— Start Supplied records —

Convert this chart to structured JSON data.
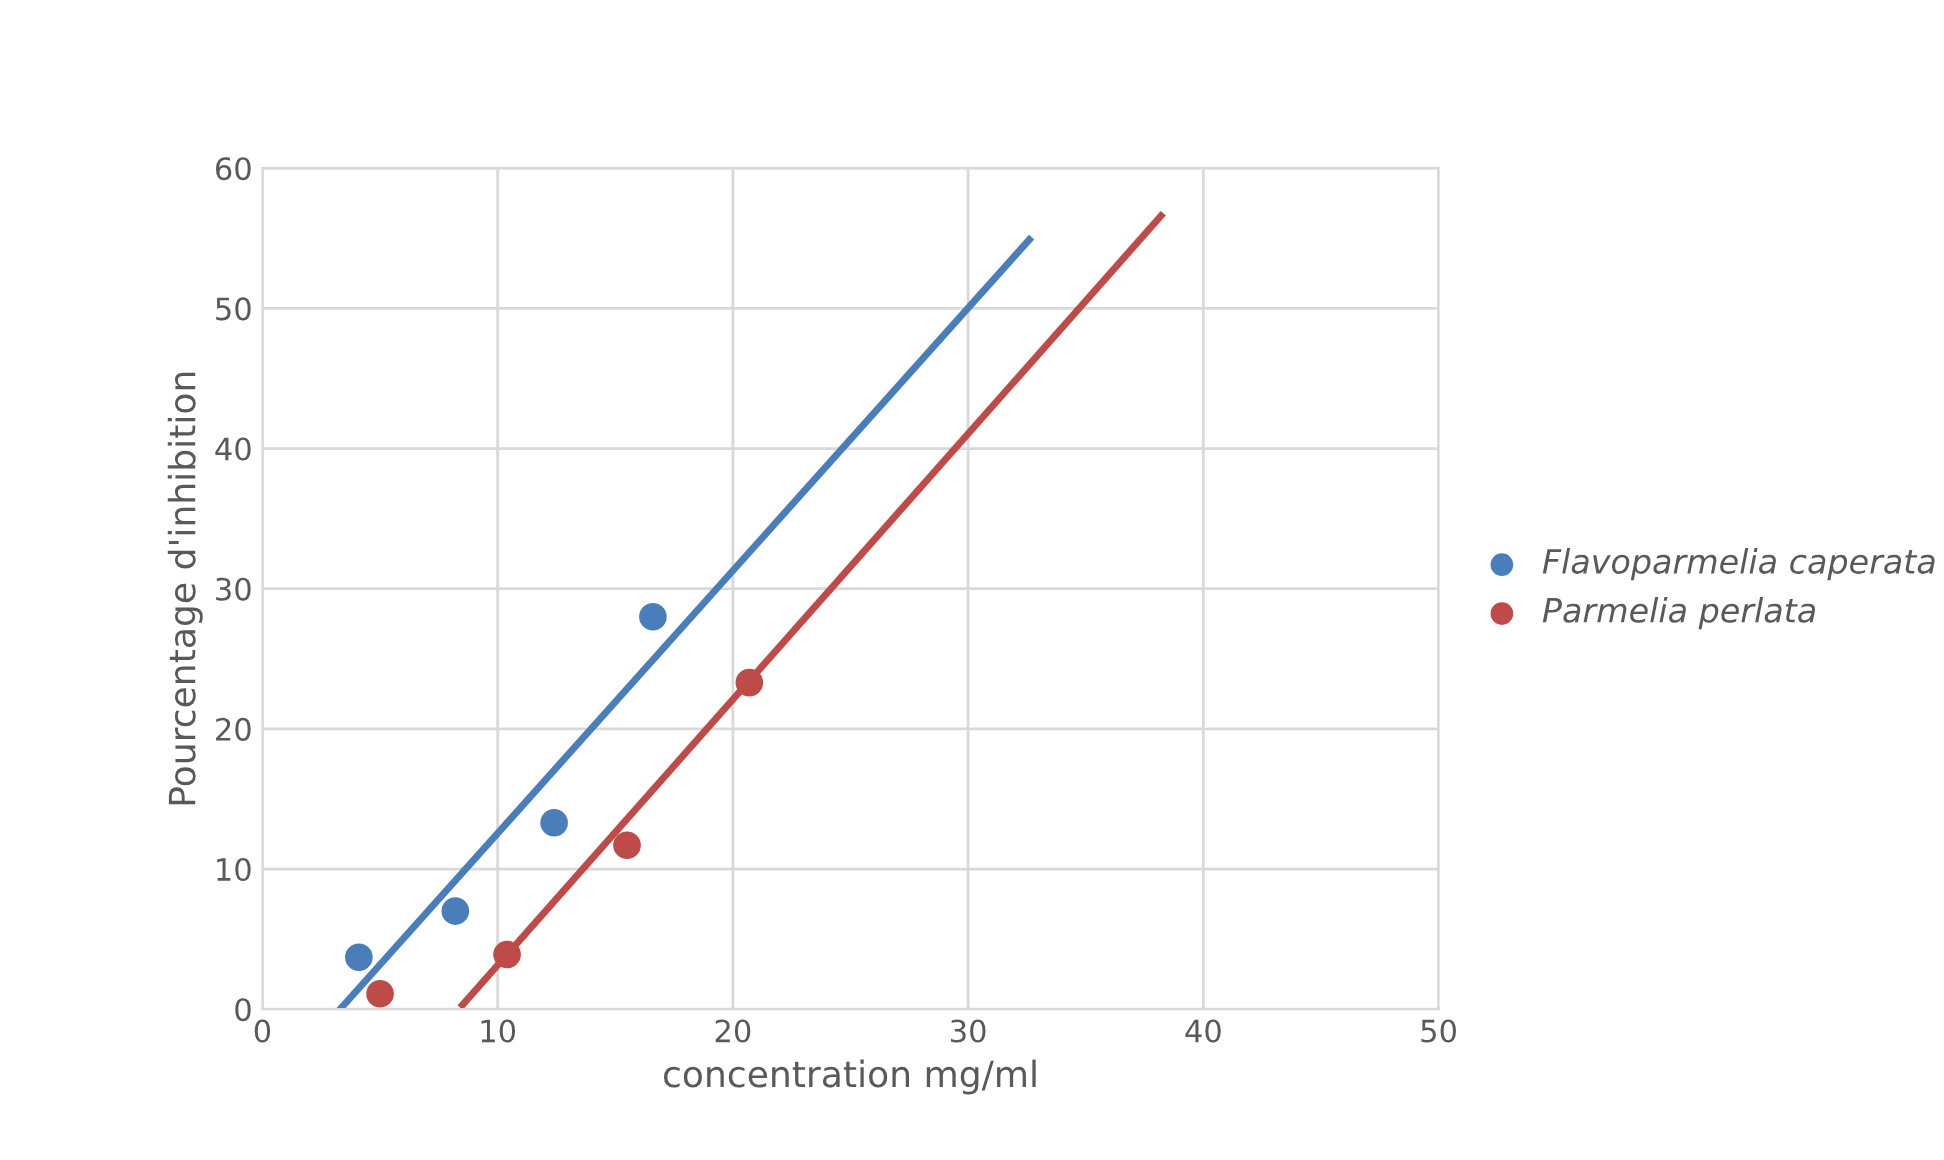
{
  "chart_data": {
    "type": "scatter",
    "xlabel": "concentration mg/ml",
    "ylabel": "Pourcentage d'inhibition",
    "xlim": [
      0,
      50
    ],
    "ylim": [
      0,
      60
    ],
    "xticks": [
      0,
      10,
      20,
      30,
      40,
      50
    ],
    "yticks": [
      0,
      10,
      20,
      30,
      40,
      50,
      60
    ],
    "grid": true,
    "legend": "right",
    "series": [
      {
        "name": "Flavoparmelia caperata",
        "color": "#4a7ebb",
        "marker": "circle",
        "x": [
          4.1,
          8.2,
          12.4,
          16.6
        ],
        "values": [
          3.7,
          7.0,
          13.3,
          28.0
        ]
      },
      {
        "name": "Parmelia perlata",
        "color": "#be4b48",
        "marker": "circle",
        "x": [
          5.0,
          10.4,
          15.5,
          20.7
        ],
        "values": [
          1.1,
          3.9,
          11.7,
          23.3
        ]
      },
      {
        "type": "line",
        "color": "#4a7ebb",
        "marker": "none",
        "x": [
          3.3,
          32.6
        ],
        "values": [
          0,
          54.9
        ]
      },
      {
        "type": "line",
        "color": "#be4b48",
        "marker": "none",
        "x": [
          8.5,
          38.2
        ],
        "values": [
          0.3,
          56.6
        ]
      }
    ]
  }
}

— End Supplied records —

Every line that holds the string "name" should be returned.

        "name": "Flavoparmelia caperata",
        "name": "Parmelia perlata",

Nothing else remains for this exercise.